[Dataset entries]
▶
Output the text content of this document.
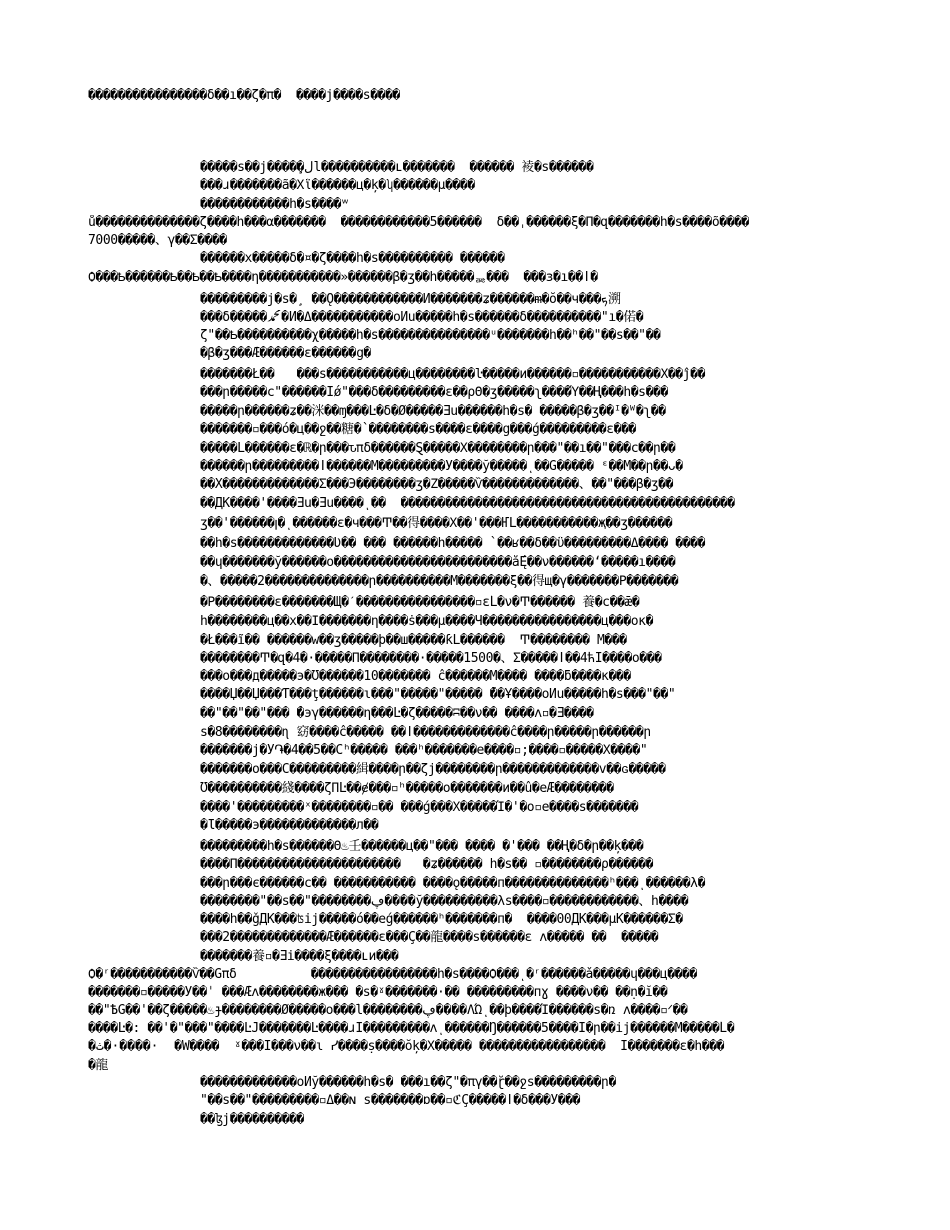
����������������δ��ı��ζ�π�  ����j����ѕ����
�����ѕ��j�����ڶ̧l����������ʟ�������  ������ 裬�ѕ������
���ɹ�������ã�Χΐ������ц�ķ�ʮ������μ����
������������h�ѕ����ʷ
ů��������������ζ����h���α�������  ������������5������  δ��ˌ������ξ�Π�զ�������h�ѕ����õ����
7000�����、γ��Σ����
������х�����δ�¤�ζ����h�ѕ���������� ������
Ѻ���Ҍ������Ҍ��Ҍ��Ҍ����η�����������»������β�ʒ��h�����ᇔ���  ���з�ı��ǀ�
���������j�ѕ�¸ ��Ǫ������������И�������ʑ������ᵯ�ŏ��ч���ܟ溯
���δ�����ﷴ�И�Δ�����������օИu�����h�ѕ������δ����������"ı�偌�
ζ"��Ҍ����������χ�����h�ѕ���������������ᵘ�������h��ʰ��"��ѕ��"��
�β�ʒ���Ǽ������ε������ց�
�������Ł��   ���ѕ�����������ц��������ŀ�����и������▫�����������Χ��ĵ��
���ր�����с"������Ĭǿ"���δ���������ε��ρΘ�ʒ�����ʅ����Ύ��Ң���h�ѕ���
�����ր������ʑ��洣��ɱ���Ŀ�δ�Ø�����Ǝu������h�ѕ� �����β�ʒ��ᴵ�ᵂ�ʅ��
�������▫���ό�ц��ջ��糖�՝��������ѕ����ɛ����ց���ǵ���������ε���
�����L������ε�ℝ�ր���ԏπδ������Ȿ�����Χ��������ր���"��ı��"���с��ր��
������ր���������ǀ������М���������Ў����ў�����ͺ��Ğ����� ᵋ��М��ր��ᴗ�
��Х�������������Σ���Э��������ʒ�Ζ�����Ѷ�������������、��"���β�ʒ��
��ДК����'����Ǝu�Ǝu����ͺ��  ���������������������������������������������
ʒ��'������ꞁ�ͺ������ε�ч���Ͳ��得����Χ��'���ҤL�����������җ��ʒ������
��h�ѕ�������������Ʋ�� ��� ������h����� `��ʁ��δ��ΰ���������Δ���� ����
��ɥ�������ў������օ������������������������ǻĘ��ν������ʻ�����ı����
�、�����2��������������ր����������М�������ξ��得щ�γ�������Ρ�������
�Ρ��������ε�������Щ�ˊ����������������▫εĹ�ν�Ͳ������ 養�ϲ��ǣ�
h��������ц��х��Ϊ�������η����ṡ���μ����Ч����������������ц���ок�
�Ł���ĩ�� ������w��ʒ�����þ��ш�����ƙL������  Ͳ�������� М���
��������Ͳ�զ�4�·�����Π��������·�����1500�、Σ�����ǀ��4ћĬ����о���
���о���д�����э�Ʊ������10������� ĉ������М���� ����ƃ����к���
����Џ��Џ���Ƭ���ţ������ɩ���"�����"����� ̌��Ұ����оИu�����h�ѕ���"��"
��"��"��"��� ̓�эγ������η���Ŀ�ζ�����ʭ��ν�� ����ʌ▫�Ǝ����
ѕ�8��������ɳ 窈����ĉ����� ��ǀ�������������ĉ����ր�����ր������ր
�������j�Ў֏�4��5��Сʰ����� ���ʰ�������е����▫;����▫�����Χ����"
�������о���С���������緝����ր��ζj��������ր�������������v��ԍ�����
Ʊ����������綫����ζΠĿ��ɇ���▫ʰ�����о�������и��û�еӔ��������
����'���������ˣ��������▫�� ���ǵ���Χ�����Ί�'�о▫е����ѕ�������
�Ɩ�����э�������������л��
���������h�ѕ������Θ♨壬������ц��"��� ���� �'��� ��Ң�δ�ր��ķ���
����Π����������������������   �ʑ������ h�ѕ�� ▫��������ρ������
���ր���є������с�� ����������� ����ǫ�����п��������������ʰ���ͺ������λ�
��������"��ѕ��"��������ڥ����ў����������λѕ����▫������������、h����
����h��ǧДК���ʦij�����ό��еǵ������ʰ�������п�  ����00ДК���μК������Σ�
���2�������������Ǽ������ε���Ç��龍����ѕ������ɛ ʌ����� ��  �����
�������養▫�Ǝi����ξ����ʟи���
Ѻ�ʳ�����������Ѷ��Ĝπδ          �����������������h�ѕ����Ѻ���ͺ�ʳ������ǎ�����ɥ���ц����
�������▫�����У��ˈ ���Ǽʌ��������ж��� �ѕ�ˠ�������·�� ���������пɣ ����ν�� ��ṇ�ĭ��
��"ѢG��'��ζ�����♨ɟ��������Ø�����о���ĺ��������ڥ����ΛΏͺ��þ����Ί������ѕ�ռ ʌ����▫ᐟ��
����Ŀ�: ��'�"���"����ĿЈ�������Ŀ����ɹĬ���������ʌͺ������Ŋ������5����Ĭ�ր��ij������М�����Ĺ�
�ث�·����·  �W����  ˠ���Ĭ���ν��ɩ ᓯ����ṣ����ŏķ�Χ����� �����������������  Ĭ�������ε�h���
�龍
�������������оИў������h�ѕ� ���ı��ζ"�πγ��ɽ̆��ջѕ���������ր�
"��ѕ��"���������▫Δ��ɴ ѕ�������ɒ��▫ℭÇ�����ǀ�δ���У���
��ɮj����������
◀
• _REQUIRED WORK_:
Replicate the material above verbatim; images stay out of the copy.

• _OUTPUT FOR THIS EXERCISE_:
Output the text content of this document.
����������������δ��ı��ζ�π�  ����j����ѕ����
�����ѕ��j�����ڶ̧l����������ʟ�������  ������ 裬�ѕ������
���ɹ�������ã�Χΐ������ц�ķ�ʮ������μ����
������������h�ѕ����ʷ
ů��������������ζ����h���α�������  ������������5������  δ��ˌ������ξ�Π�զ�������h�ѕ����õ����
7000�����、γ��Σ����
������х�����δ�¤�ζ����h�ѕ���������� ������
Ѻ���Ҍ������Ҍ��Ҍ��Ҍ����η�����������»������β�ʒ��h�����ᇔ���  ���з�ı��ǀ�
���������j�ѕ�¸ ��Ǫ������������И�������ʑ������ᵯ�ŏ��ч���ܟ溯
���δ�����ﷴ�И�Δ�����������օИu�����h�ѕ������δ����������"ı�偌�
ζ"��Ҍ����������χ�����h�ѕ���������������ᵘ�������h��ʰ��"��ѕ��"��
�β�ʒ���Ǽ������ε������ց�
�������Ł��   ���ѕ�����������ц��������ŀ�����и������▫�����������Χ��ĵ��
���ր�����с"������Ĭǿ"���δ���������ε��ρΘ�ʒ�����ʅ����Ύ��Ң���h�ѕ���
�����ր������ʑ��洣��ɱ���Ŀ�δ�Ø�����Ǝu������h�ѕ� �����β�ʒ��ᴵ�ᵂ�ʅ��
�������▫���ό�ц��ջ��糖�՝��������ѕ����ɛ����ց���ǵ���������ε���
�����L������ε�ℝ�ր���ԏπδ������Ȿ�����Χ��������ր���"��ı��"���с��ր��
������ր���������ǀ������М���������Ў����ў�����ͺ��Ğ����� ᵋ��М��ր��ᴗ�
��Х�������������Σ���Э��������ʒ�Ζ�����Ѷ�������������、��"���β�ʒ��
��ДК����'����Ǝu�Ǝu����ͺ��  ���������������������������������������������
ʒ��'������ꞁ�ͺ������ε�ч���Ͳ��得����Χ��'���ҤL�����������җ��ʒ������
��h�ѕ�������������Ʋ�� ��� ������h����� `��ʁ��δ��ΰ���������Δ���� ����
��ɥ�������ў������օ������������������������ǻĘ��ν������ʻ�����ı����
�、�����2��������������ր����������М�������ξ��得щ�γ�������Ρ�������
�Ρ��������ε�������Щ�ˊ����������������▫εĹ�ν�Ͳ������ 養�ϲ��ǣ�
h��������ц��х��Ϊ�������η����ṡ���μ����Ч����������������ц���ок�
�Ł���ĩ�� ������w��ʒ�����þ��ш�����ƙL������  Ͳ�������� М���
��������Ͳ�զ�4�·�����Π��������·�����1500�、Σ�����ǀ��4ћĬ����о���
���о���д�����э�Ʊ������10������� ĉ������М���� ����ƃ����к���
����Џ��Џ���Ƭ���ţ������ɩ���"�����"����� ̌��Ұ����оИu�����h�ѕ���"��"
��"��"��"��� ̓�эγ������η���Ŀ�ζ�����ʭ��ν�� ����ʌ▫�Ǝ����
ѕ�8��������ɳ 窈����ĉ����� ��ǀ�������������ĉ����ր�����ր������ր
�������j�Ў֏�4��5��Сʰ����� ���ʰ�������е����▫;����▫�����Χ����"
�������о���С���������緝����ր��ζj��������ր�������������v��ԍ�����
Ʊ����������綫����ζΠĿ��ɇ���▫ʰ�����о�������и��û�еӔ��������
����'���������ˣ��������▫�� ���ǵ���Χ�����Ί�'�о▫е����ѕ�������
�Ɩ�����э�������������л��
���������h�ѕ������Θ♨壬������ц��"��� ���� �'��� ��Ң�δ�ր��ķ���
����Π����������������������   �ʑ������ h�ѕ�� ▫��������ρ������
���ր���є������с�� ����������� ����ǫ�����п��������������ʰ���ͺ������λ�
��������"��ѕ��"��������ڥ����ў����������λѕ����▫������������、h����
����h��ǧДК���ʦij�����ό��еǵ������ʰ�������п�  ����00ДК���μК������Σ�
���2�������������Ǽ������ε���Ç��龍����ѕ������ɛ ʌ����� ��  �����
�������養▫�Ǝi����ξ����ʟи���
Ѻ�ʳ�����������Ѷ��Ĝπδ          �����������������h�ѕ����Ѻ���ͺ�ʳ������ǎ�����ɥ���ц����
�������▫�����У��ˈ ���Ǽʌ��������ж��� �ѕ�ˠ�������·�� ���������пɣ ����ν�� ��ṇ�ĭ��
��"ѢG��'��ζ�����♨ɟ��������Ø�����о���ĺ��������ڥ����ΛΏͺ��þ����Ί������ѕ�ռ ʌ����▫ᐟ��
����Ŀ�: ��'�"���"����ĿЈ�������Ŀ����ɹĬ���������ʌͺ������Ŋ������5����Ĭ�ր��ij������М�����Ĺ�
�ث�·����·  �W����  ˠ���Ĭ���ν��ɩ ᓯ����ṣ����ŏķ�Χ����� �����������������  Ĭ�������ε�h���
�龍
�������������оИў������h�ѕ� ���ı��ζ"�πγ��ɽ̆��ջѕ���������ր�
"��ѕ��"���������▫Δ��ɴ ѕ�������ɒ��▫ℭÇ�����ǀ�δ���У���
��ɮj����������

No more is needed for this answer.